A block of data
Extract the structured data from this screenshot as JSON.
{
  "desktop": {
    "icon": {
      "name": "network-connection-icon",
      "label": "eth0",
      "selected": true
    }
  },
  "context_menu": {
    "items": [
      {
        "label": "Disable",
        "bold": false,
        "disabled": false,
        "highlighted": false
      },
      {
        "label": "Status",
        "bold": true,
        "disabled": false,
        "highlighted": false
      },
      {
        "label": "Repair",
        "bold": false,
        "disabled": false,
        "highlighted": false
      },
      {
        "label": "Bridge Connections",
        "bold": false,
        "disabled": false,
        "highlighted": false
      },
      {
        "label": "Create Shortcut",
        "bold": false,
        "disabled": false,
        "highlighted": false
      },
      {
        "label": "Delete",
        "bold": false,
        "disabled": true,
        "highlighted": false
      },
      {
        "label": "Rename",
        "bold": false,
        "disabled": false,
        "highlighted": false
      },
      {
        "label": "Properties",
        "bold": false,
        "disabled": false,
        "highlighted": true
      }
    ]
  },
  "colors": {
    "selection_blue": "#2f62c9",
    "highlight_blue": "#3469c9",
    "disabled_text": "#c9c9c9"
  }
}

→ **What needs to be done**
Return only those lines of the records that contain the string "true".

→ **Reply to the exercise**
      "selected": true
        "bold": true,
        "disabled": true,
        "highlighted": true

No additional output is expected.